-- Data excerpts start --

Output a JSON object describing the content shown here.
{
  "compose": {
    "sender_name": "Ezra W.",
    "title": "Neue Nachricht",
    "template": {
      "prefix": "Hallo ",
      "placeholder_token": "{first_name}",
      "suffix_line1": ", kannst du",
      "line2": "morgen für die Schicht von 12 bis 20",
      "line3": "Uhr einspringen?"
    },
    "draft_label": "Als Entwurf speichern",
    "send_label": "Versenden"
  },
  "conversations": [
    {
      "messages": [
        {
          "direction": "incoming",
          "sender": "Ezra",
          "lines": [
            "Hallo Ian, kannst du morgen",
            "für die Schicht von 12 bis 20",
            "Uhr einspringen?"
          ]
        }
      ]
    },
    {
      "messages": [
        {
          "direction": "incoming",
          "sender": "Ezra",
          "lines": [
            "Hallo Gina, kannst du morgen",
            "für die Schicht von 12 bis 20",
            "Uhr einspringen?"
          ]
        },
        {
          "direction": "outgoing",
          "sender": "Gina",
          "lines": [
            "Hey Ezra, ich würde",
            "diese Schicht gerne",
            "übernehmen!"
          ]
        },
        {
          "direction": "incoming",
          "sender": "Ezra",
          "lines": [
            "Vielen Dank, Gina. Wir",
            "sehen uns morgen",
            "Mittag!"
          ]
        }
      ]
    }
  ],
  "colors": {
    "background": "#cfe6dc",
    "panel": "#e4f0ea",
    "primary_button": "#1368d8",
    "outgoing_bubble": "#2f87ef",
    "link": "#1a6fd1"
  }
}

-- Data excerpts end --

Task – Repeat the data above exactly.

Expected answer –
Output a JSON object describing the content shown here.
{
  "compose": {
    "sender_name": "Ezra W.",
    "title": "Neue Nachricht",
    "template": {
      "prefix": "Hallo ",
      "placeholder_token": "{first_name}",
      "suffix_line1": ", kannst du",
      "line2": "morgen für die Schicht von 12 bis 20",
      "line3": "Uhr einspringen?"
    },
    "draft_label": "Als Entwurf speichern",
    "send_label": "Versenden"
  },
  "conversations": [
    {
      "messages": [
        {
          "direction": "incoming",
          "sender": "Ezra",
          "lines": [
            "Hallo Ian, kannst du morgen",
            "für die Schicht von 12 bis 20",
            "Uhr einspringen?"
          ]
        }
      ]
    },
    {
      "messages": [
        {
          "direction": "incoming",
          "sender": "Ezra",
          "lines": [
            "Hallo Gina, kannst du morgen",
            "für die Schicht von 12 bis 20",
            "Uhr einspringen?"
          ]
        },
        {
          "direction": "outgoing",
          "sender": "Gina",
          "lines": [
            "Hey Ezra, ich würde",
            "diese Schicht gerne",
            "übernehmen!"
          ]
        },
        {
          "direction": "incoming",
          "sender": "Ezra",
          "lines": [
            "Vielen Dank, Gina. Wir",
            "sehen uns morgen",
            "Mittag!"
          ]
        }
      ]
    }
  ],
  "colors": {
    "background": "#cfe6dc",
    "panel": "#e4f0ea",
    "primary_button": "#1368d8",
    "outgoing_bubble": "#2f87ef",
    "link": "#1a6fd1"
  }
}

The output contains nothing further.